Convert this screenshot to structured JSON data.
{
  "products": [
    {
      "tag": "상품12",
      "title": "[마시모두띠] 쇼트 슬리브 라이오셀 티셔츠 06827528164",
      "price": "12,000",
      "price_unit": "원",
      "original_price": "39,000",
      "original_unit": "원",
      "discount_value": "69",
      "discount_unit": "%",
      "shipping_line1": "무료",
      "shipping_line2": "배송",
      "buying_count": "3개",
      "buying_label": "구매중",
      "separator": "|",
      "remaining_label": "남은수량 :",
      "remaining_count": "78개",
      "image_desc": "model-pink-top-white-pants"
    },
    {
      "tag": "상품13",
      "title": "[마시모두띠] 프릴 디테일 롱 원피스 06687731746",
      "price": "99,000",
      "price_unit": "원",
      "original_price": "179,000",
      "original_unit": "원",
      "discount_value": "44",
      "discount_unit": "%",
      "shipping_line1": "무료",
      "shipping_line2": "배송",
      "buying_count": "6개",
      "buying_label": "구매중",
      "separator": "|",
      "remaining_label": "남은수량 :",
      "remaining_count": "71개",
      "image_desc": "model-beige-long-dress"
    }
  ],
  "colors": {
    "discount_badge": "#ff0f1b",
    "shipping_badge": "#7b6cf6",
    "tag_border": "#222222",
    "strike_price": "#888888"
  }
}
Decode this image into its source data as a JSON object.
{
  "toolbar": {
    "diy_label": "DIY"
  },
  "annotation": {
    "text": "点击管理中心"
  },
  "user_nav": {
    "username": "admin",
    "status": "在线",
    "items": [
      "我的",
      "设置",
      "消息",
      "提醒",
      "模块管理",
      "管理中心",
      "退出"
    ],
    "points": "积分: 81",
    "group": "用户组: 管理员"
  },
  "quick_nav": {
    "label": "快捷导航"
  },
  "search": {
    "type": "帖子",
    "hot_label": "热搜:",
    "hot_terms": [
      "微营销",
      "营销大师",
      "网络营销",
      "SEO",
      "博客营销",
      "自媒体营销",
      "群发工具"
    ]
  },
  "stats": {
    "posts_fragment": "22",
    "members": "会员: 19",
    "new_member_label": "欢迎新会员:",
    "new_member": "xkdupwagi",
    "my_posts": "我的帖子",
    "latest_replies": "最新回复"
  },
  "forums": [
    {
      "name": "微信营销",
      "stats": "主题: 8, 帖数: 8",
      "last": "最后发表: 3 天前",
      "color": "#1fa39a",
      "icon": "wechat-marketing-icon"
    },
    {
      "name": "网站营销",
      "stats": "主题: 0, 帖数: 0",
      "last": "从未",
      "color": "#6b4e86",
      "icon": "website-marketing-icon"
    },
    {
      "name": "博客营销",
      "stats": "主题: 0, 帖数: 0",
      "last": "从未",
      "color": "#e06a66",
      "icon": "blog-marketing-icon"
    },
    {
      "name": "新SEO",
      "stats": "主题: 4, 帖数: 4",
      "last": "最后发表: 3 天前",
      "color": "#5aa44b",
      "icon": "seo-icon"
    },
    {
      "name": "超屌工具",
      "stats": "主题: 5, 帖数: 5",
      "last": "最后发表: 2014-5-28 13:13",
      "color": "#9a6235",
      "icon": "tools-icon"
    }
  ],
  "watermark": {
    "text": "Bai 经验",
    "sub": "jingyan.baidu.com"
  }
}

----

** Aim of the exercise **
Filter the listing for the word "icon" and copy every line that holds it.

** Written response **
      "icon": "wechat-marketing-icon"
      "icon": "website-marketing-icon"
      "icon": "blog-marketing-icon"
      "icon": "seo-icon"
      "icon": "tools-icon"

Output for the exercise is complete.